Data extracted from a collection =>
◇ ◇ ◇ ◇ ◇

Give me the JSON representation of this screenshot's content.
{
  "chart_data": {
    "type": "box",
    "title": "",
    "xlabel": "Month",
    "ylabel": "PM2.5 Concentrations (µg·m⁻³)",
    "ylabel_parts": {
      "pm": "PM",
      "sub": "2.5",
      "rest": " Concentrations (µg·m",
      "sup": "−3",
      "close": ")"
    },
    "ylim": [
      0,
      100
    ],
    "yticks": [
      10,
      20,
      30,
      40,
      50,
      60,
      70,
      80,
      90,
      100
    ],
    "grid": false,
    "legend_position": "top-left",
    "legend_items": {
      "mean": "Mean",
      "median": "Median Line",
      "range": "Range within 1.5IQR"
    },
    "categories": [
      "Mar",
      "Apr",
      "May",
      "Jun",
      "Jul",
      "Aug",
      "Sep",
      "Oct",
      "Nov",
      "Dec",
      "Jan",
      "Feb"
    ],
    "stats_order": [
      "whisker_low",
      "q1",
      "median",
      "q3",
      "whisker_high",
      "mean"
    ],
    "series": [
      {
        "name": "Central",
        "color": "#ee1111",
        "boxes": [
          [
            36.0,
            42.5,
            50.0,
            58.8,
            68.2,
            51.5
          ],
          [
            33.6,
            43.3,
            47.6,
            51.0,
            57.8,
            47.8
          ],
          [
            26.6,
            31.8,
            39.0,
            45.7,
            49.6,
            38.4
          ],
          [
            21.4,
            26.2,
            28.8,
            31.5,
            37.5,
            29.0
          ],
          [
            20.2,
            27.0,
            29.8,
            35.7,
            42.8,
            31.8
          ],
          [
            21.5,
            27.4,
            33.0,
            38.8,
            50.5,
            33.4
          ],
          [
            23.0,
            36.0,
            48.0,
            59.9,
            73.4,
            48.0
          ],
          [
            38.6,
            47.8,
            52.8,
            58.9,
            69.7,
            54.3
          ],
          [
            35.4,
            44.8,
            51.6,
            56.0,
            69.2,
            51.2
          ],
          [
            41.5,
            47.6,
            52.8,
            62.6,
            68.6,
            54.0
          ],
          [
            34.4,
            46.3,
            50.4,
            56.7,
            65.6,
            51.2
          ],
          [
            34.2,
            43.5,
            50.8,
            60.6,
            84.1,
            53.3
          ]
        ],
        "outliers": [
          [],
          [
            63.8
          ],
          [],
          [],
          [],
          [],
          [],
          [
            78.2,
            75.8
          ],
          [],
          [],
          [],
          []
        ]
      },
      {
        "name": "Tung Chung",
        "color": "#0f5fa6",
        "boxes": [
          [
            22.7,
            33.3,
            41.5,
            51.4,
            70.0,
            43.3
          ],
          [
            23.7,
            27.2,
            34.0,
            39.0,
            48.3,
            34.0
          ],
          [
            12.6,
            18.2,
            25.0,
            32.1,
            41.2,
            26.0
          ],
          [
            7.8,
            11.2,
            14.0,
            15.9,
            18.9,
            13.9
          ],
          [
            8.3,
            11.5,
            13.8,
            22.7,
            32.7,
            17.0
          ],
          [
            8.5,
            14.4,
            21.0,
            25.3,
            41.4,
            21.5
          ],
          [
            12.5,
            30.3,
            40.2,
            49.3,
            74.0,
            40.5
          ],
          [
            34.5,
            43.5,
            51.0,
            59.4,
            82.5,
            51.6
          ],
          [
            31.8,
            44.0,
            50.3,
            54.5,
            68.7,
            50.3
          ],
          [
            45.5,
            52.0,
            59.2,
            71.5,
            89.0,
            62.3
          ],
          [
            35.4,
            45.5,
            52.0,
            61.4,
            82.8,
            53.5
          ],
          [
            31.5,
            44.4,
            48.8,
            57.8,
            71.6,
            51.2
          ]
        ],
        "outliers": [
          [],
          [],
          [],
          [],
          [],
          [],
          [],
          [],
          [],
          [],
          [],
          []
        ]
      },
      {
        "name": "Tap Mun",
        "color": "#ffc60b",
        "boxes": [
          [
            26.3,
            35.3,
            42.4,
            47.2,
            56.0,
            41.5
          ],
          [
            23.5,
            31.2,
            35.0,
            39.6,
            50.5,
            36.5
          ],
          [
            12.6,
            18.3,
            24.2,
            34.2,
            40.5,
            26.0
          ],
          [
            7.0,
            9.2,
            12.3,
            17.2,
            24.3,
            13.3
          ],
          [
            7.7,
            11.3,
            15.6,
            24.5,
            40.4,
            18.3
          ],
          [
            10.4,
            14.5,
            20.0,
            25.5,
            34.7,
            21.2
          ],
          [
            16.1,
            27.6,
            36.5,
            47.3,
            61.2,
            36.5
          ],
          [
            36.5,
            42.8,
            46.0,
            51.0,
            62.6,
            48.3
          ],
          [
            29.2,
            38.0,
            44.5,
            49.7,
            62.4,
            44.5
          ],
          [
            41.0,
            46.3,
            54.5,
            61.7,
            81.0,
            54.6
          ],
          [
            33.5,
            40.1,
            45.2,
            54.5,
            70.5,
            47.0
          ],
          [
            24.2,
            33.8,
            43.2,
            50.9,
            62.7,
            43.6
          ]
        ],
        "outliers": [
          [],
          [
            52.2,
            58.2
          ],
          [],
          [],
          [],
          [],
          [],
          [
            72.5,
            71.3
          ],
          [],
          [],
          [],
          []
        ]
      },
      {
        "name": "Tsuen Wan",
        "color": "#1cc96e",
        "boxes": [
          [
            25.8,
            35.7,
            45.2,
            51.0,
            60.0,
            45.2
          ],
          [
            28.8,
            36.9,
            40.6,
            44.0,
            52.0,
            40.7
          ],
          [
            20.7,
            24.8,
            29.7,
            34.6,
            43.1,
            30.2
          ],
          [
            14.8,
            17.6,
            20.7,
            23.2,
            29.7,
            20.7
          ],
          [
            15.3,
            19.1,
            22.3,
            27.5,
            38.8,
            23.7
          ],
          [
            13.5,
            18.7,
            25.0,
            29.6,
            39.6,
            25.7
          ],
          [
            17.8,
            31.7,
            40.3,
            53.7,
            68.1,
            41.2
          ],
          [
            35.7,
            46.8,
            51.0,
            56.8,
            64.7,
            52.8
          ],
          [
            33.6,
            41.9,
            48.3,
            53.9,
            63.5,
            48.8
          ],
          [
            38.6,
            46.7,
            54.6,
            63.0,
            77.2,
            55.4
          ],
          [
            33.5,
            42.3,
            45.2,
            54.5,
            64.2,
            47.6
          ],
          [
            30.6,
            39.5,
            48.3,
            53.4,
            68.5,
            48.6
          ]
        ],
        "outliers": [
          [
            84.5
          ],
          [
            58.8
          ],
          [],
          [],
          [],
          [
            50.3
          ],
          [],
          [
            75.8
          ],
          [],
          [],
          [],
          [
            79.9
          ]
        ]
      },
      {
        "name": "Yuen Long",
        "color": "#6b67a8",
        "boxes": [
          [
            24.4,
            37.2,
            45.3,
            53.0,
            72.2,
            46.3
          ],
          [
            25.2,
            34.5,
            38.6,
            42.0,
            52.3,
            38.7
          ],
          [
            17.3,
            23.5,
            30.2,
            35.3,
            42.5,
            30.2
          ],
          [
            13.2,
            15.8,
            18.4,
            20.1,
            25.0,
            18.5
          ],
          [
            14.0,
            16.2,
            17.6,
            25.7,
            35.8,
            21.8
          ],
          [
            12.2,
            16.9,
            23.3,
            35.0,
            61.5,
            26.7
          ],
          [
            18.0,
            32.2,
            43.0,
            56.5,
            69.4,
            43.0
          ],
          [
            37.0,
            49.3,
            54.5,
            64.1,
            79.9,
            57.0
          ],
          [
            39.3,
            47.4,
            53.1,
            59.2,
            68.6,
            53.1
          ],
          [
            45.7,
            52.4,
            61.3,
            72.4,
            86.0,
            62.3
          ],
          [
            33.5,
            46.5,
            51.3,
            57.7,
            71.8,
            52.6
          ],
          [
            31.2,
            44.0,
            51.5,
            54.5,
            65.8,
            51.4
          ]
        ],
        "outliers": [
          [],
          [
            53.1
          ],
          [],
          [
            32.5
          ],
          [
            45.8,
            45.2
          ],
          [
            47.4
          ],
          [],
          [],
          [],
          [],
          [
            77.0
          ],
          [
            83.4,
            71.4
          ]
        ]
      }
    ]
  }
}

◇ ◇ ◇ ◇ ◇

Task => Filter out all lines lacking the word "color" and copy the rest.

Exercise response =>
        "color": "#ee1111",
        "color": "#0f5fa6",
        "color": "#ffc60b",
        "color": "#1cc96e",
        "color": "#6b67a8",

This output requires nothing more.